_Given exercise_. Go through the lines below and copy each one that holds the string "Output".

------------------------------------------------

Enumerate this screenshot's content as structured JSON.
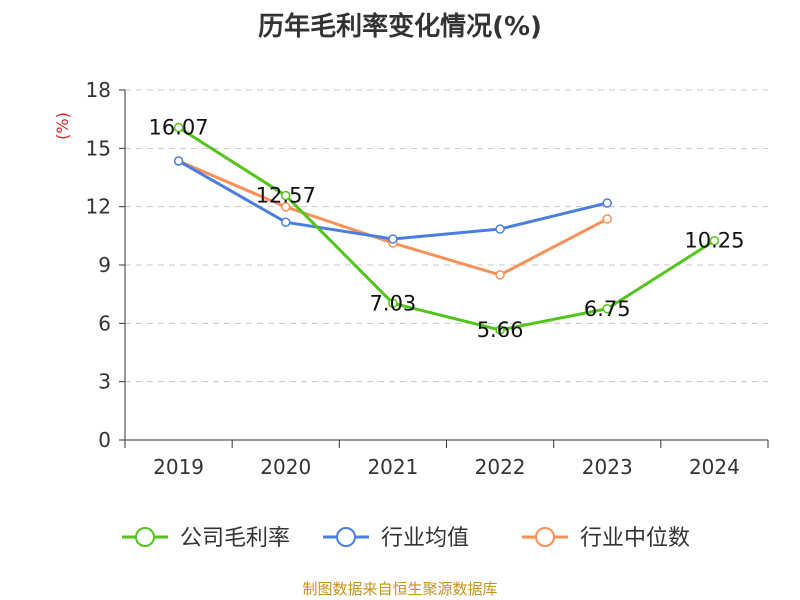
{
  "title": "历年毛利率变化情况(%)",
  "footer": "制图数据来自恒生聚源数据库",
  "chart_data": {
    "type": "line",
    "title": "历年毛利率变化情况(%)",
    "ylabel": "(%)",
    "categories": [
      "2019",
      "2020",
      "2021",
      "2022",
      "2023",
      "2024"
    ],
    "ylim": [
      0,
      18
    ],
    "yticks": [
      0,
      3,
      6,
      9,
      12,
      15,
      18
    ],
    "grid": true,
    "legend": "bottom",
    "series": [
      {
        "name": "公司毛利率",
        "color": "#52c41a",
        "values": [
          16.07,
          12.57,
          7.03,
          5.66,
          6.75,
          10.25
        ],
        "labels": [
          "16.07",
          "12.57",
          "7.03",
          "5.66",
          "6.75",
          "10.25"
        ]
      },
      {
        "name": "行业均值",
        "color": "#4a7fe0",
        "values": [
          14.35,
          11.2,
          10.34,
          10.85,
          12.19,
          null
        ]
      },
      {
        "name": "行业中位数",
        "color": "#f79059",
        "values": [
          14.35,
          11.99,
          10.13,
          8.49,
          11.37,
          null
        ]
      }
    ]
  }
}
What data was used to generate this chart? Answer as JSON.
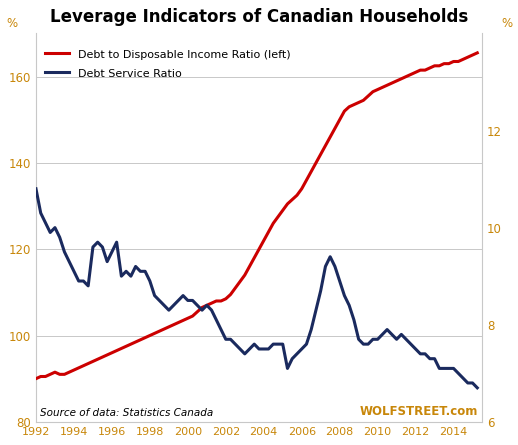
{
  "title": "Leverage Indicators of Canadian Households",
  "source_text": "Source of data: Statistics Canada",
  "watermark": "WOLFSTREET.com",
  "left_pct_label": "%",
  "right_pct_label": "%",
  "left_ylim": [
    80,
    170
  ],
  "right_ylim": [
    6,
    14
  ],
  "left_yticks": [
    80,
    100,
    120,
    140,
    160
  ],
  "right_yticks": [
    6,
    8,
    10,
    12
  ],
  "xlim": [
    1992,
    2015.5
  ],
  "xticks": [
    1992,
    1994,
    1996,
    1998,
    2000,
    2002,
    2004,
    2006,
    2008,
    2010,
    2012,
    2014
  ],
  "background_color": "#ffffff",
  "grid_color": "#c8c8c8",
  "legend1_label": "Debt to Disposable Income Ratio (left)",
  "legend2_label": "Debt Service Ratio",
  "line1_color": "#cc0000",
  "line2_color": "#1a2a5e",
  "tick_color": "#c8870a",
  "line_width": 2.2,
  "debt_income_years": [
    1992.0,
    1992.25,
    1992.5,
    1992.75,
    1993.0,
    1993.25,
    1993.5,
    1993.75,
    1994.0,
    1994.25,
    1994.5,
    1994.75,
    1995.0,
    1995.25,
    1995.5,
    1995.75,
    1996.0,
    1996.25,
    1996.5,
    1996.75,
    1997.0,
    1997.25,
    1997.5,
    1997.75,
    1998.0,
    1998.25,
    1998.5,
    1998.75,
    1999.0,
    1999.25,
    1999.5,
    1999.75,
    2000.0,
    2000.25,
    2000.5,
    2000.75,
    2001.0,
    2001.25,
    2001.5,
    2001.75,
    2002.0,
    2002.25,
    2002.5,
    2002.75,
    2003.0,
    2003.25,
    2003.5,
    2003.75,
    2004.0,
    2004.25,
    2004.5,
    2004.75,
    2005.0,
    2005.25,
    2005.5,
    2005.75,
    2006.0,
    2006.25,
    2006.5,
    2006.75,
    2007.0,
    2007.25,
    2007.5,
    2007.75,
    2008.0,
    2008.25,
    2008.5,
    2008.75,
    2009.0,
    2009.25,
    2009.5,
    2009.75,
    2010.0,
    2010.25,
    2010.5,
    2010.75,
    2011.0,
    2011.25,
    2011.5,
    2011.75,
    2012.0,
    2012.25,
    2012.5,
    2012.75,
    2013.0,
    2013.25,
    2013.5,
    2013.75,
    2014.0,
    2014.25,
    2014.5,
    2014.75,
    2015.0,
    2015.25
  ],
  "debt_income_values": [
    90.0,
    90.5,
    90.5,
    91.0,
    91.5,
    91.0,
    91.0,
    91.5,
    92.0,
    92.5,
    93.0,
    93.5,
    94.0,
    94.5,
    95.0,
    95.5,
    96.0,
    96.5,
    97.0,
    97.5,
    98.0,
    98.5,
    99.0,
    99.5,
    100.0,
    100.5,
    101.0,
    101.5,
    102.0,
    102.5,
    103.0,
    103.5,
    104.0,
    104.5,
    105.5,
    106.5,
    107.0,
    107.5,
    108.0,
    108.0,
    108.5,
    109.5,
    111.0,
    112.5,
    114.0,
    116.0,
    118.0,
    120.0,
    122.0,
    124.0,
    126.0,
    127.5,
    129.0,
    130.5,
    131.5,
    132.5,
    134.0,
    136.0,
    138.0,
    140.0,
    142.0,
    144.0,
    146.0,
    148.0,
    150.0,
    152.0,
    153.0,
    153.5,
    154.0,
    154.5,
    155.5,
    156.5,
    157.0,
    157.5,
    158.0,
    158.5,
    159.0,
    159.5,
    160.0,
    160.5,
    161.0,
    161.5,
    161.5,
    162.0,
    162.5,
    162.5,
    163.0,
    163.0,
    163.5,
    163.5,
    164.0,
    164.5,
    165.0,
    165.5
  ],
  "debt_service_years": [
    1992.0,
    1992.25,
    1992.5,
    1992.75,
    1993.0,
    1993.25,
    1993.5,
    1993.75,
    1994.0,
    1994.25,
    1994.5,
    1994.75,
    1995.0,
    1995.25,
    1995.5,
    1995.75,
    1996.0,
    1996.25,
    1996.5,
    1996.75,
    1997.0,
    1997.25,
    1997.5,
    1997.75,
    1998.0,
    1998.25,
    1998.5,
    1998.75,
    1999.0,
    1999.25,
    1999.5,
    1999.75,
    2000.0,
    2000.25,
    2000.5,
    2000.75,
    2001.0,
    2001.25,
    2001.5,
    2001.75,
    2002.0,
    2002.25,
    2002.5,
    2002.75,
    2003.0,
    2003.25,
    2003.5,
    2003.75,
    2004.0,
    2004.25,
    2004.5,
    2004.75,
    2005.0,
    2005.25,
    2005.5,
    2005.75,
    2006.0,
    2006.25,
    2006.5,
    2006.75,
    2007.0,
    2007.25,
    2007.5,
    2007.75,
    2008.0,
    2008.25,
    2008.5,
    2008.75,
    2009.0,
    2009.25,
    2009.5,
    2009.75,
    2010.0,
    2010.25,
    2010.5,
    2010.75,
    2011.0,
    2011.25,
    2011.5,
    2011.75,
    2012.0,
    2012.25,
    2012.5,
    2012.75,
    2013.0,
    2013.25,
    2013.5,
    2013.75,
    2014.0,
    2014.25,
    2014.5,
    2014.75,
    2015.0,
    2015.25
  ],
  "debt_service_values": [
    10.8,
    10.3,
    10.1,
    9.9,
    10.0,
    9.8,
    9.5,
    9.3,
    9.1,
    8.9,
    8.9,
    8.8,
    9.6,
    9.7,
    9.6,
    9.3,
    9.5,
    9.7,
    9.0,
    9.1,
    9.0,
    9.2,
    9.1,
    9.1,
    8.9,
    8.6,
    8.5,
    8.4,
    8.3,
    8.4,
    8.5,
    8.6,
    8.5,
    8.5,
    8.4,
    8.3,
    8.4,
    8.3,
    8.1,
    7.9,
    7.7,
    7.7,
    7.6,
    7.5,
    7.4,
    7.5,
    7.6,
    7.5,
    7.5,
    7.5,
    7.6,
    7.6,
    7.6,
    7.1,
    7.3,
    7.4,
    7.5,
    7.6,
    7.9,
    8.3,
    8.7,
    9.2,
    9.4,
    9.2,
    8.9,
    8.6,
    8.4,
    8.1,
    7.7,
    7.6,
    7.6,
    7.7,
    7.7,
    7.8,
    7.9,
    7.8,
    7.7,
    7.8,
    7.7,
    7.6,
    7.5,
    7.4,
    7.4,
    7.3,
    7.3,
    7.1,
    7.1,
    7.1,
    7.1,
    7.0,
    6.9,
    6.8,
    6.8,
    6.7
  ]
}
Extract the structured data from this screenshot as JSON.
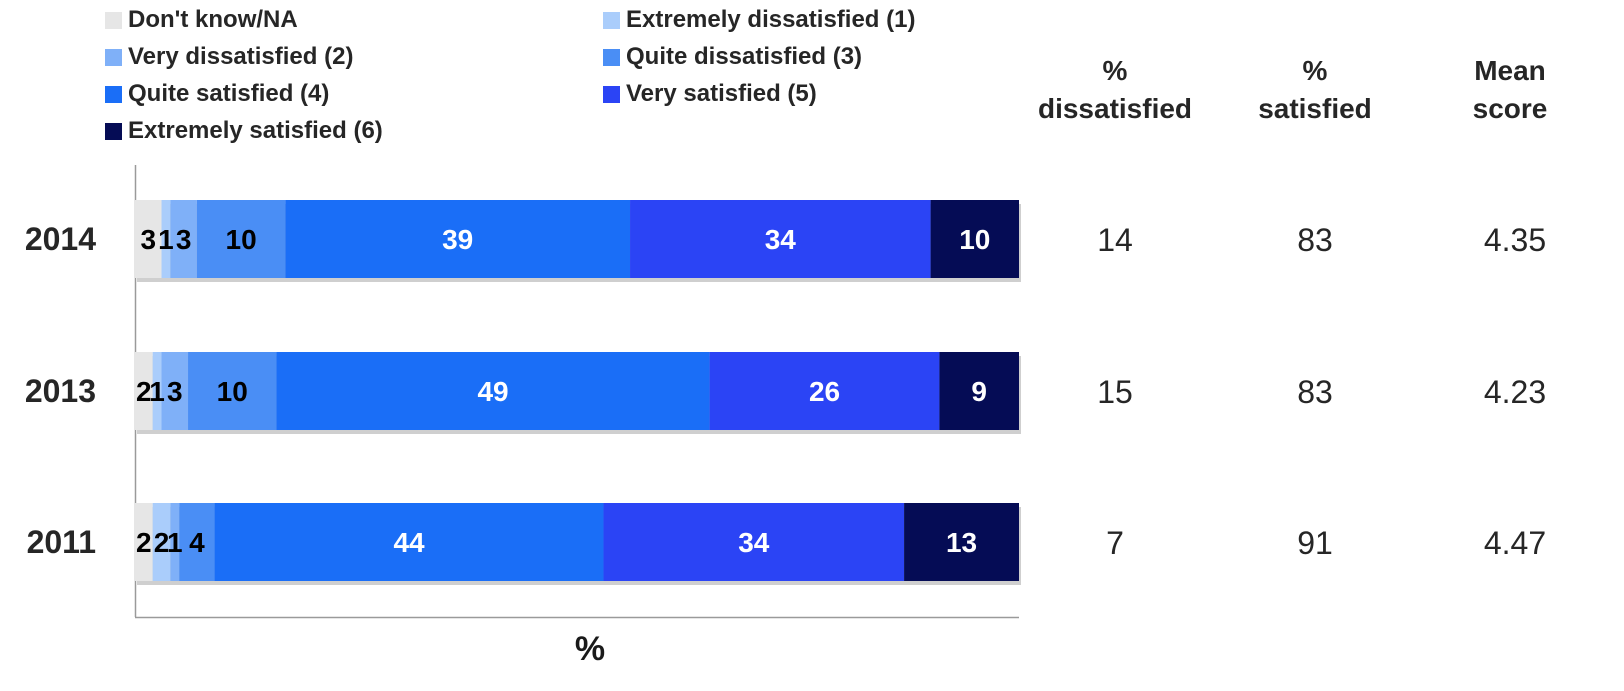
{
  "chart_data": {
    "type": "bar",
    "orientation": "horizontal",
    "stacked": true,
    "xlabel": "%",
    "xlim": [
      0,
      100
    ],
    "categories": [
      "2014",
      "2013",
      "2011"
    ],
    "series": [
      {
        "name": "Don't know/NA",
        "color": "#e6e6e6",
        "label_color": "#000000",
        "values": [
          3,
          2,
          2
        ]
      },
      {
        "name": "Extremely dissatisfied (1)",
        "color": "#aacdfb",
        "label_color": "#000000",
        "values": [
          1,
          1,
          2
        ]
      },
      {
        "name": "Very dissatisfied (2)",
        "color": "#7fb0f8",
        "label_color": "#000000",
        "values": [
          3,
          3,
          1
        ]
      },
      {
        "name": "Quite dissatisfied (3)",
        "color": "#4a8ef5",
        "label_color": "#000000",
        "values": [
          10,
          10,
          4
        ]
      },
      {
        "name": "Quite satisfied (4)",
        "color": "#1a6ef7",
        "label_color": "#ffffff",
        "values": [
          39,
          49,
          44
        ]
      },
      {
        "name": "Very satisfied (5)",
        "color": "#2b44f5",
        "label_color": "#ffffff",
        "values": [
          34,
          26,
          34
        ]
      },
      {
        "name": "Extremely satisfied (6)",
        "color": "#050c55",
        "label_color": "#ffffff",
        "values": [
          10,
          9,
          13
        ]
      }
    ],
    "legend_placement": "top",
    "grid": false
  },
  "summary": {
    "headers": {
      "dissatisfied": [
        "%",
        "dissatisfied"
      ],
      "satisfied": [
        "%",
        "satisfied"
      ],
      "mean": [
        "Mean",
        "score"
      ]
    },
    "rows": [
      {
        "dissatisfied": "14",
        "satisfied": "83",
        "mean": "4.35"
      },
      {
        "dissatisfied": "15",
        "satisfied": "83",
        "mean": "4.23"
      },
      {
        "dissatisfied": "7",
        "satisfied": "91",
        "mean": "4.47"
      }
    ]
  }
}
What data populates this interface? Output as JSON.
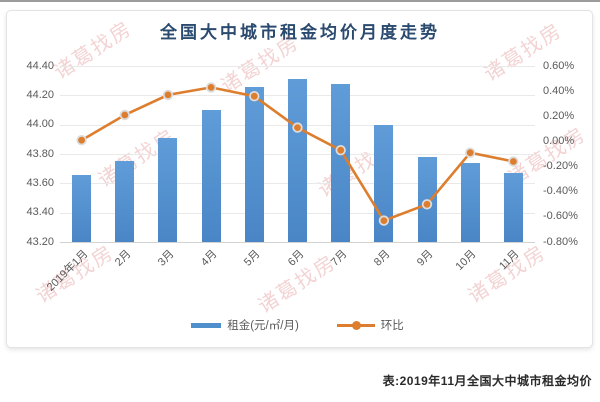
{
  "page": {
    "caption": "表:2019年11月全国大中城市租金均价"
  },
  "watermark": {
    "text": "诸葛找房"
  },
  "legend": {
    "rent_label": "租金(元/㎡/月)",
    "mom_label": "环比"
  },
  "chart_data": {
    "type": "bar",
    "combo": "bar+line",
    "title": "全国大中城市租金均价月度走势",
    "categories": [
      "2019年1月",
      "2月",
      "3月",
      "4月",
      "5月",
      "6月",
      "7月",
      "8月",
      "9月",
      "10月",
      "11月"
    ],
    "series": [
      {
        "name": "租金(元/㎡/月)",
        "type": "bar",
        "axis": "left",
        "values": [
          43.66,
          43.75,
          43.91,
          44.1,
          44.26,
          44.31,
          44.28,
          44.0,
          43.78,
          43.74,
          43.67
        ]
      },
      {
        "name": "环比",
        "type": "line",
        "axis": "right",
        "values": [
          0.01,
          0.21,
          0.37,
          0.43,
          0.36,
          0.11,
          -0.07,
          -0.63,
          -0.5,
          -0.09,
          -0.16
        ]
      }
    ],
    "left_axis": {
      "label": "",
      "min": 43.2,
      "max": 44.4,
      "step": 0.2,
      "ticks": [
        "44.40",
        "44.20",
        "44.00",
        "43.80",
        "43.60",
        "43.40",
        "43.20"
      ]
    },
    "right_axis": {
      "label": "",
      "min": -0.8,
      "max": 0.6,
      "step": 0.2,
      "ticks": [
        "0.60%",
        "0.40%",
        "0.20%",
        "0.00%",
        "-0.20%",
        "-0.40%",
        "-0.60%",
        "-0.80%"
      ]
    },
    "grid": "on (left-axis major gridlines)",
    "legend_position": "bottom",
    "colors": {
      "bar": "#5B9BD5",
      "line": "#DD7E2E",
      "title": "#2b4a6f",
      "tick": "#595959"
    }
  }
}
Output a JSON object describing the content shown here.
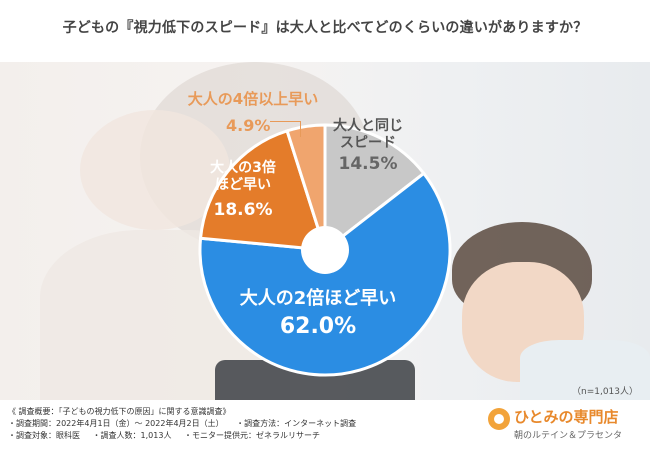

------------------------------------------------

_Result of the task_.
What data populates this interface? Output as JSON.
Output a JSON object describing the content shown here.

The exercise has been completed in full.